§ **SHORT PROBLEM**:
Quote every line as written. Omit pictures.

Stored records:
_ _ _ _ _ _ _
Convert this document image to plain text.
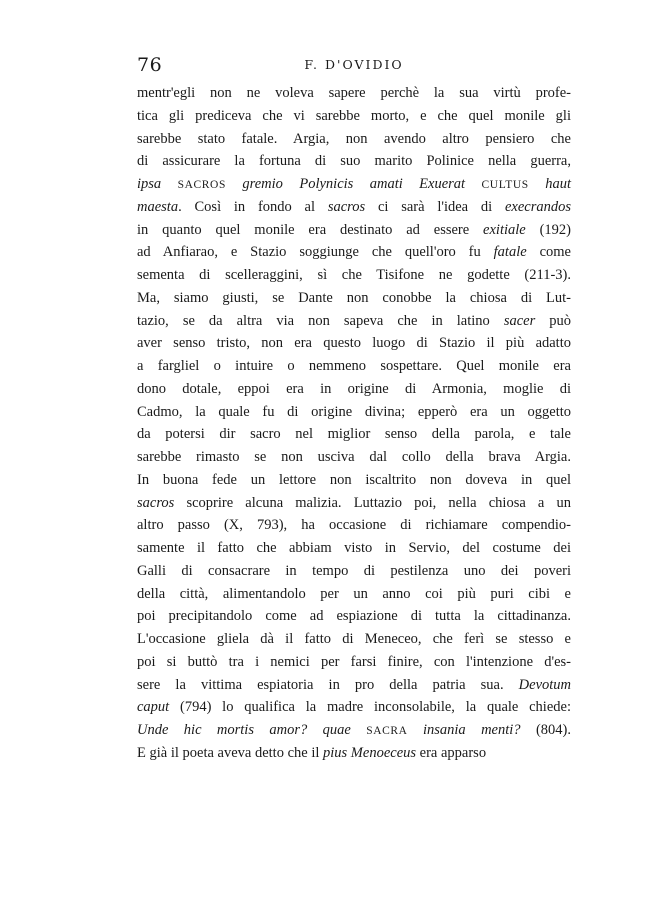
76	F. D'OVIDIO
mentr'egli non ne voleva sapere perchè la sua virtù profe-
tica gli prediceva che vi sarebbe morto, e che quel monile gli
sarebbe stato fatale. Argia, non avendo altro pensiero che
di assicurare la fortuna di suo marito Polinice nella guerra,
ipsa SACROS gremio Polynicis amati Exuerat CULTUS haut
maesta. Così in fondo al sacros ci sarà l'idea di execrandos
in quanto quel monile era destinato ad essere exitiale (192)
ad Anfiarao, e Stazio soggiunge che quell'oro fu fatale come
sementa di scelleraggini, sì che Tisifone ne godette (211-3).
Ma, siamo giusti, se Dante non conobbe la chiosa di Lut-
tazio, se da altra via non sapeva che in latino sacer può
aver senso tristo, non era questo luogo di Stazio il più adatto
a fargliel o intuire o nemmeno sospettare. Quel monile era
dono dotale, eppoi era in origine di Armonia, moglie di
Cadmo, la quale fu di origine divina; epperò era un oggetto
da potersi dir sacro nel miglior senso della parola, e tale
sarebbe rimasto se non usciva dal collo della brava Argia.
In buona fede un lettore non iscaltrito non doveva in quel
sacros scoprire alcuna malizia. Luttazio poi, nella chiosa a un
altro passo (X, 793), ha occasione di richiamare compendio-
samente il fatto che abbiam visto in Servio, del costume dei
Galli di consacrare in tempo di pestilenza uno dei poveri
della città, alimentandolo per un anno coi più puri cibi e
poi precipitandolo come ad espiazione di tutta la cittadinanza.
L'occasione gliela dà il fatto di Meneceo, che ferì se stesso e
poi si buttò tra i nemici per farsi finire, con l'intenzione d'es-
sere la vittima espiatoria in pro della patria sua. Devotum
caput (794) lo qualifica la madre inconsolabile, la quale chiede:
Unde hic mortis amor? quae SACRA insania menti? (804).
E già il poeta aveva detto che il pius Menoeceus era apparso
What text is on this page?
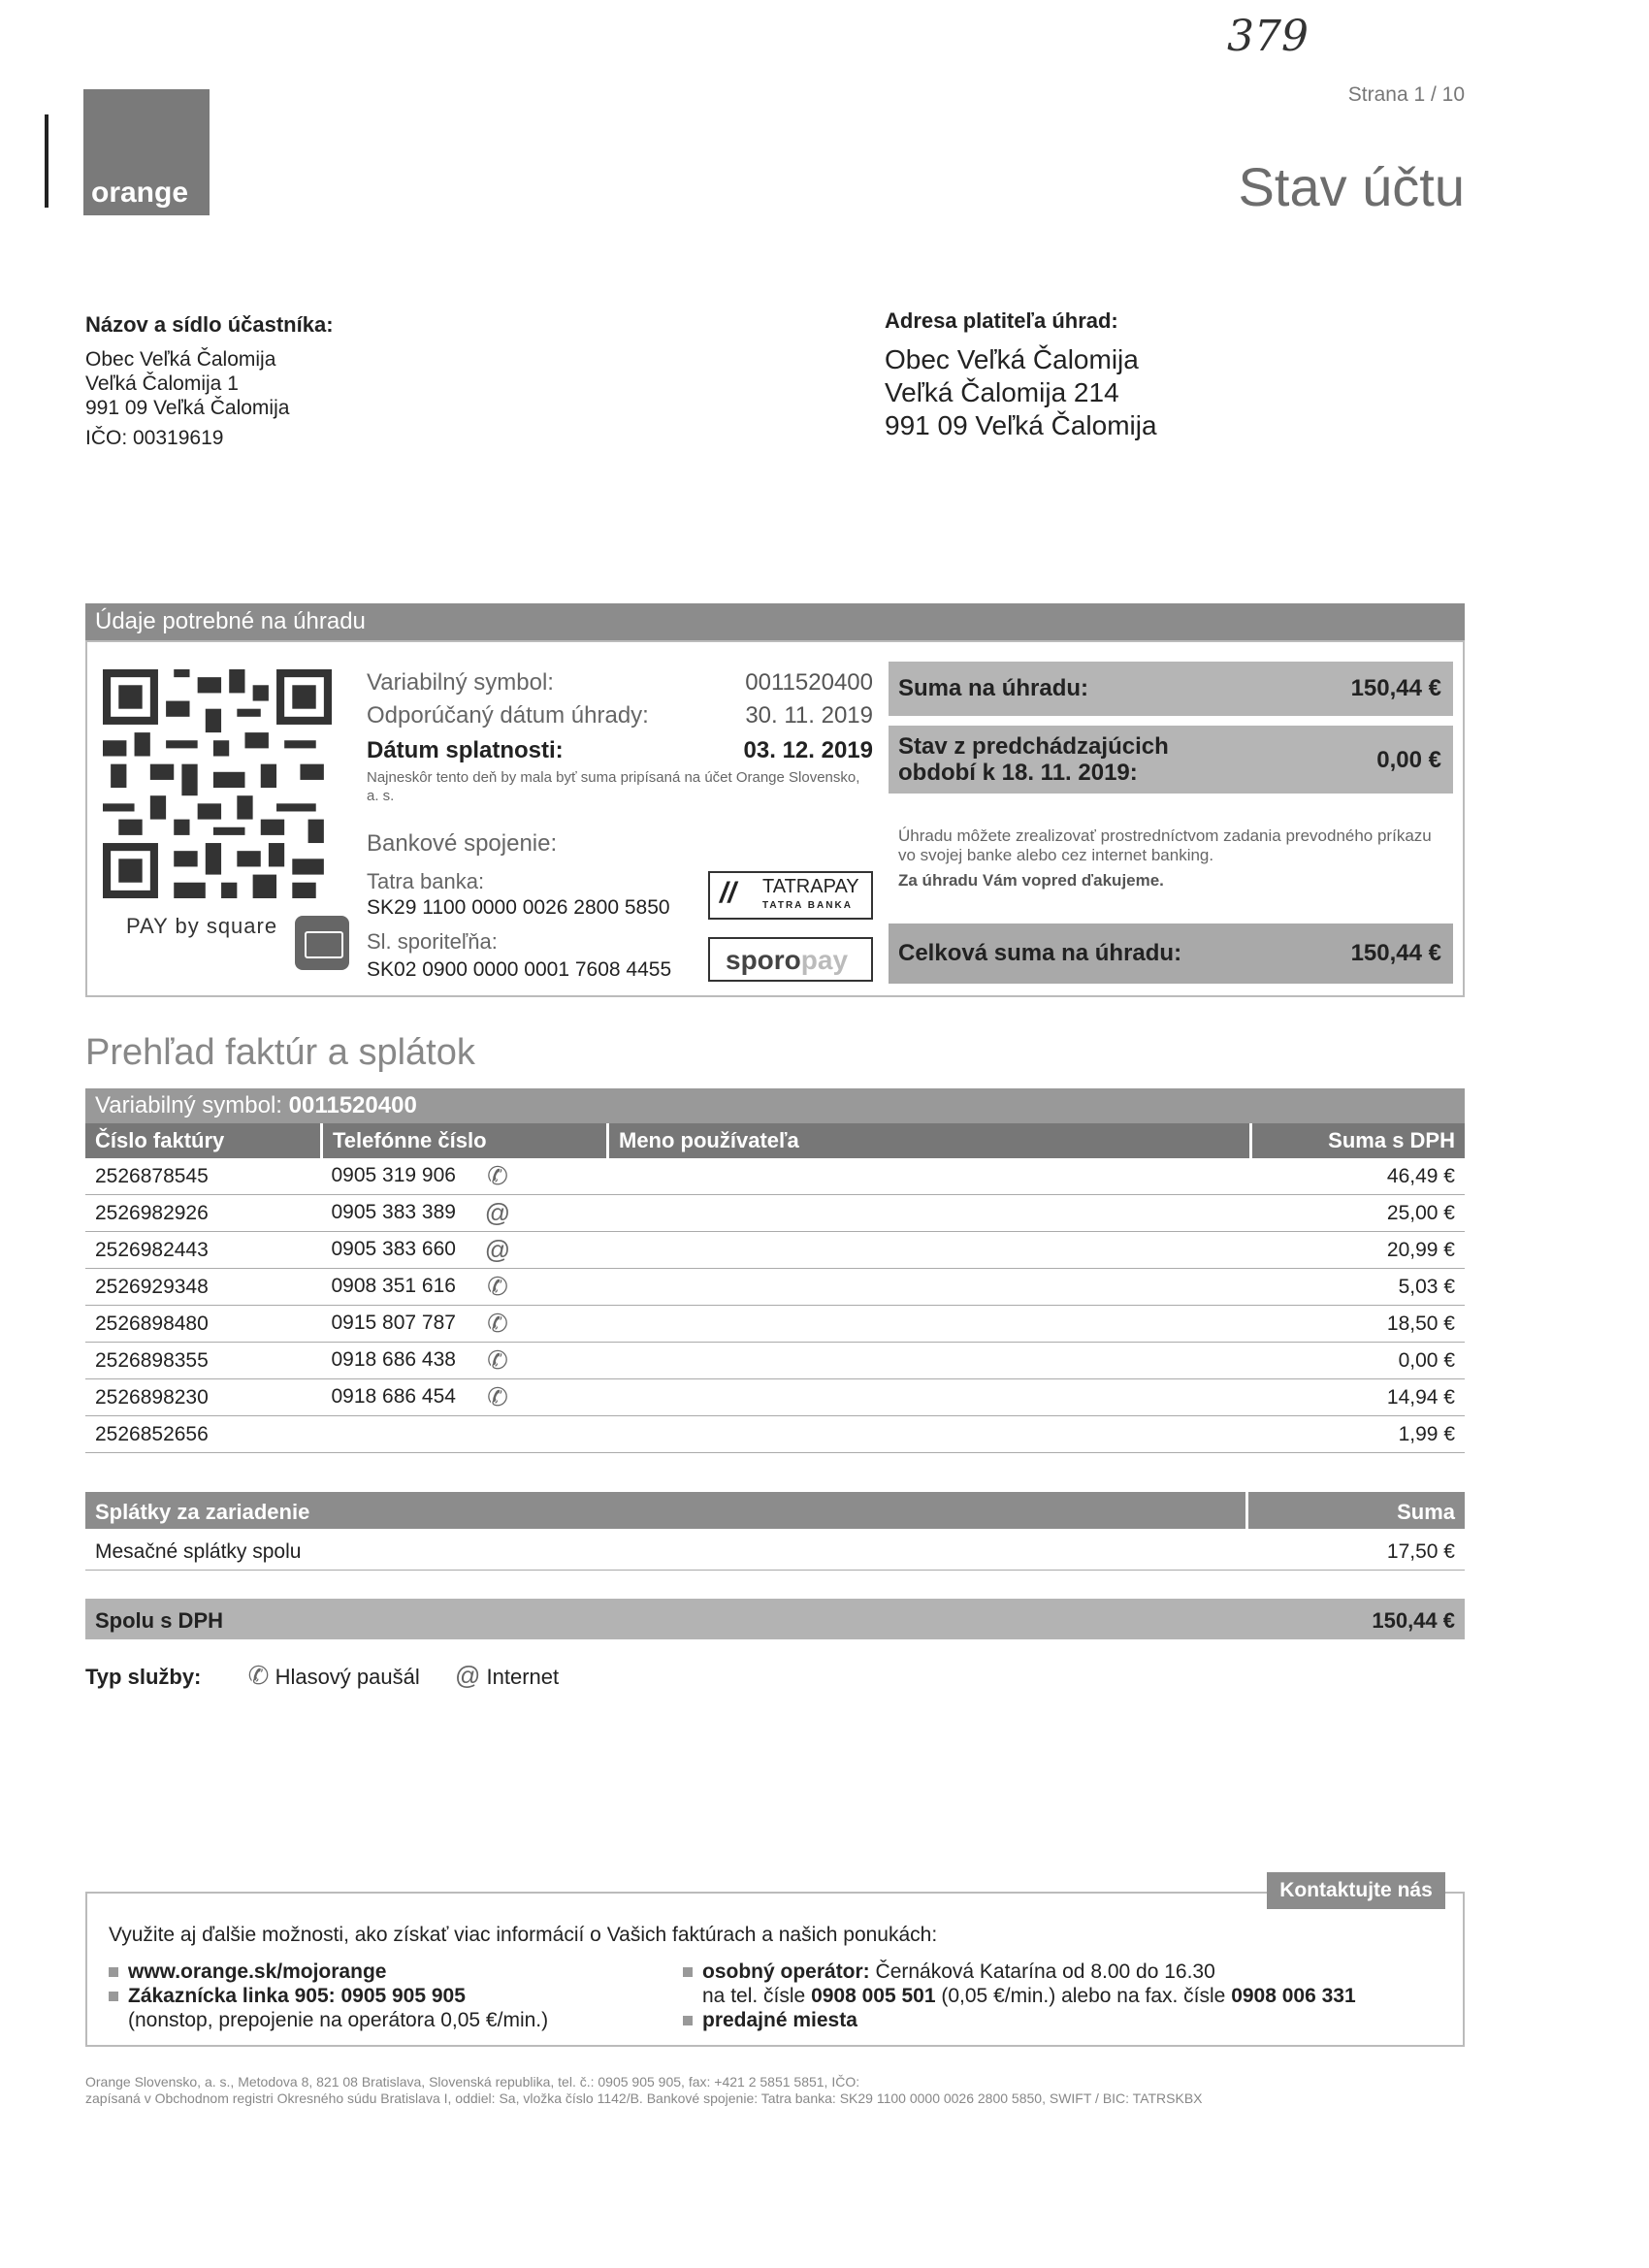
379
orange
Strana 1 / 10
Stav účtu
Názov a sídlo účastníka:
Obec Veľká Čalomija
Veľká Čalomija 1
991 09 Veľká Čalomija
IČO: 00319619
Adresa platiteľa úhrad:
Obec Veľká Čalomija
Veľká Čalomija 214
991 09 Veľká Čalomija
Údaje potrebné na úhradu
PAY by square
Variabilný symbol:	0011520400
Odporúčaný dátum úhrady:	30. 11. 2019
Dátum splatnosti:	03. 12. 2019
Najneskôr tento deň by mala byť suma pripísaná na účet Orange Slovensko, a. s.
Bankové spojenie:
Tatra banka:
SK29 1100 0000 0026 2800 5850
Sl. sporiteľňa:
SK02 0900 0000 0001 7608 4455
// TATRAPAY
TATRA BANKA
sporopay
Suma na úhradu:	150,44 €
Stav z predchádzajúcich
období k 18. 11. 2019:	0,00 €
Úhradu môžete zrealizovať prostredníctvom zadania prevodného príkazu vo svojej banke alebo cez internet banking.
Za úhradu Vám vopred ďakujeme.
Celková suma na úhradu:	150,44 €
Prehľad faktúr a splátok
Variabilný symbol: 0011520400			

Číslo faktúry	Telefónne číslo	Meno používateľa	Suma s DPH
2526878545	0905 319 906 ✆		46,49 €
2526982926	0905 383 389 @		25,00 €
2526982443	0905 383 660 @		20,99 €
2526929348	0908 351 616 ✆		5,03 €
2526898480	0915 807 787 ✆		18,50 €
2526898355	0918 686 438 ✆		0,00 €
2526898230	0918 686 454 ✆		14,94 €
2526852656			1,99 €
Splátky za zariadenie	Suma
Mesačné splátky spolu	17,50 €
Spolu s DPH	150,44 €
Typ služby: ✆ Hlasový paušál @ Internet
Kontaktujte nás
Využite aj ďalšie možnosti, ako získať viac informácií o Vašich faktúrach a našich ponukách:
www.orange.sk/mojorange
Zákaznícka linka 905: 0905 905 905
(nonstop, prepojenie na operátora 0,05 €/min.)
osobný operátor: Černáková Katarína od 8.00 do 16.30
na tel. čísle 0908 005 501 (0,05 €/min.) alebo na fax. čísle 0908 006 331
predajné miesta
Orange Slovensko, a. s., Metodova 8, 821 08 Bratislava, Slovenská republika, tel. č.: 0905 905 905, fax: +421 2 5851 5851, IČO:
zapísaná v Obchodnom registri Okresného súdu Bratislava I, oddiel: Sa, vložka číslo 1142/B. Bankové spojenie: Tatra banka: SK29 1100 0000 0026 2800 5850, SWIFT / BIC: TATRSKBX
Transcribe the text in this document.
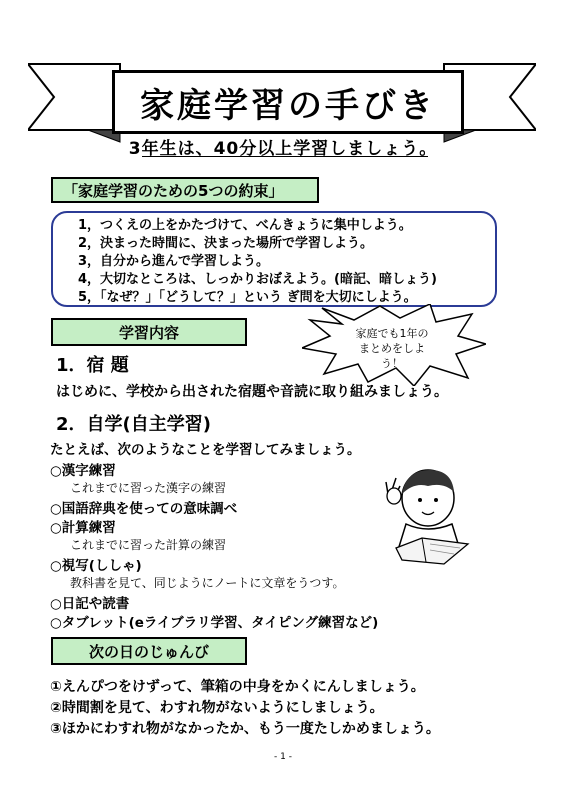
家庭学習の手びき
3年生は、40分以上学習しましょう。
「家庭学習のための5つの約束」
1，つくえの上をかたづけて、べんきょうに集中しよう。
2，決まった時間に、決まった場所で学習しよう。
3，自分から進んで学習しよう。
4，大切なところは、しっかりおぼえよう。(暗記、暗しょう)
5，「なぜ？」「どうして？」という ぎ問を大切にしよう。
学習内容	家庭でも1年のまとめをしよう！
1．宿 題
はじめに、学校から出された宿題や音読に取り組みましょう。
2．自学(自主学習)
たとえば、次のようなことを学習してみましょう。
○漢字練習
これまでに習った漢字の練習
○国語辞典を使っての意味調べ
○計算練習
これまでに習った計算の練習
○視写(ししゃ)
教科書を見て、同じようにノートに文章をうつす。
○日記や読書
○タブレット(eライブラリ学習、タイピング練習など)
次の日のじゅんび
①えんぴつをけずって、筆箱の中身をかくにんしましょう。
②時間割を見て、わすれ物がないようにしましょう。
③ほかにわすれ物がなかったか、もう一度たしかめましょう。
- 1 -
_ _ _ _ _ _ _
§ **EXERCISE RESPONSE**:
Convert this document image to plain text.
76	F. D'OVIDIO
mentr'egli non ne voleva sapere perchè la sua virtù profe-
tica gli prediceva che vi sarebbe morto, e che quel monile gli
sarebbe stato fatale. Argia, non avendo altro pensiero che
di assicurare la fortuna di suo marito Polinice nella guerra,
ipsa SACROS gremio Polynicis amati Exuerat CULTUS haut
maesta. Così in fondo al sacros ci sarà l'idea di execrandos
in quanto quel monile era destinato ad essere exitiale (192)
ad Anfiarao, e Stazio soggiunge che quell'oro fu fatale come
sementa di scelleraggini, sì che Tisifone ne godette (211-3).
Ma, siamo giusti, se Dante non conobbe la chiosa di Lut-
tazio, se da altra via non sapeva che in latino sacer può
aver senso tristo, non era questo luogo di Stazio il più adatto
a fargliel o intuire o nemmeno sospettare. Quel monile era
dono dotale, eppoi era in origine di Armonia, moglie di
Cadmo, la quale fu di origine divina; epperò era un oggetto
da potersi dir sacro nel miglior senso della parola, e tale
sarebbe rimasto se non usciva dal collo della brava Argia.
In buona fede un lettore non iscaltrito non doveva in quel
sacros scoprire alcuna malizia. Luttazio poi, nella chiosa a un
altro passo (X, 793), ha occasione di richiamare compendio-
samente il fatto che abbiam visto in Servio, del costume dei
Galli di consacrare in tempo di pestilenza uno dei poveri
della città, alimentandolo per un anno coi più puri cibi e
poi precipitandolo come ad espiazione di tutta la cittadinanza.
L'occasione gliela dà il fatto di Meneceo, che ferì se stesso e
poi si buttò tra i nemici per farsi finire, con l'intenzione d'es-
sere la vittima espiatoria in pro della patria sua. Devotum
caput (794) lo qualifica la madre inconsolabile, la quale chiede:
Unde hic mortis amor? quae SACRA insania menti? (804).
E già il poeta aveva detto che il pius Menoeceus era apparso
What text is on this page?
379
orange
Strana 1 / 10
Stav účtu
Názov a sídlo účastníka:
Obec Veľká Čalomija
Veľká Čalomija 1
991 09 Veľká Čalomija
IČO: 00319619
Adresa platiteľa úhrad:
Obec Veľká Čalomija
Veľká Čalomija 214
991 09 Veľká Čalomija
Údaje potrebné na úhradu
PAY by square
Variabilný symbol:	0011520400
Odporúčaný dátum úhrady:	30. 11. 2019
Dátum splatnosti:	03. 12. 2019
Najneskôr tento deň by mala byť suma pripísaná na účet Orange Slovensko, a. s.
Bankové spojenie:
Tatra banka:
SK29 1100 0000 0026 2800 5850
Sl. sporiteľňa:
SK02 0900 0000 0001 7608 4455
// TATRAPAY
TATRA BANKA
sporopay
Suma na úhradu:	150,44 €
Stav z predchádzajúcich
období k 18. 11. 2019:	0,00 €
Úhradu môžete zrealizovať prostredníctvom zadania prevodného príkazu vo svojej banke alebo cez internet banking.
Za úhradu Vám vopred ďakujeme.
Celková suma na úhradu:	150,44 €
Prehľad faktúr a splátok
Variabilný symbol: 0011520400			

Číslo faktúry	Telefónne číslo	Meno používateľa	Suma s DPH
2526878545	0905 319 906 ✆		46,49 €
2526982926	0905 383 389 @		25,00 €
2526982443	0905 383 660 @		20,99 €
2526929348	0908 351 616 ✆		5,03 €
2526898480	0915 807 787 ✆		18,50 €
2526898355	0918 686 438 ✆		0,00 €
2526898230	0918 686 454 ✆		14,94 €
2526852656			1,99 €
Splátky za zariadenie	Suma
Mesačné splátky spolu	17,50 €
Spolu s DPH	150,44 €
Typ služby: ✆ Hlasový paušál @ Internet
Kontaktujte nás
Využite aj ďalšie možnosti, ako získať viac informácií o Vašich faktúrach a našich ponukách:
www.orange.sk/mojorange
Zákaznícka linka 905: 0905 905 905
(nonstop, prepojenie na operátora 0,05 €/min.)
osobný operátor: Černáková Katarína od 8.00 do 16.30
na tel. čísle 0908 005 501 (0,05 €/min.) alebo na fax. čísle 0908 006 331
predajné miesta
Orange Slovensko, a. s., Metodova 8, 821 08 Bratislava, Slovenská republika, tel. č.: 0905 905 905, fax: +421 2 5851 5851, IČO:
zapísaná v Obchodnom registri Okresného súdu Bratislava I, oddiel: Sa, vložka číslo 1142/B. Bankové spojenie: Tatra banka: SK29 1100 0000 0026 2800 5850, SWIFT / BIC: TATRSKBX
Transcribe the text in this document.
家庭学習の手びき
3年生は、40分以上学習しましょう。
「家庭学習のための5つの約束」
1，つくえの上をかたづけて、べんきょうに集中しよう。
2，決まった時間に、決まった場所で学習しよう。
3，自分から進んで学習しよう。
4，大切なところは、しっかりおぼえよう。(暗記、暗しょう)
5，「なぜ？」「どうして？」という ぎ問を大切にしよう。
学習内容	家庭でも1年のまとめをしよう！
1．宿 題
はじめに、学校から出された宿題や音読に取り組みましょう。
2．自学(自主学習)
たとえば、次のようなことを学習してみましょう。
○漢字練習
これまでに習った漢字の練習
○国語辞典を使っての意味調べ
○計算練習
これまでに習った計算の練習
○視写(ししゃ)
教科書を見て、同じようにノートに文章をうつす。
○日記や読書
○タブレット(eライブラリ学習、タイピング練習など)
次の日のじゅんび
①えんぴつをけずって、筆箱の中身をかくにんしましょう。
②時間割を見て、わすれ物がないようにしましょう。
③ほかにわすれ物がなかったか、もう一度たしかめましょう。
- 1 -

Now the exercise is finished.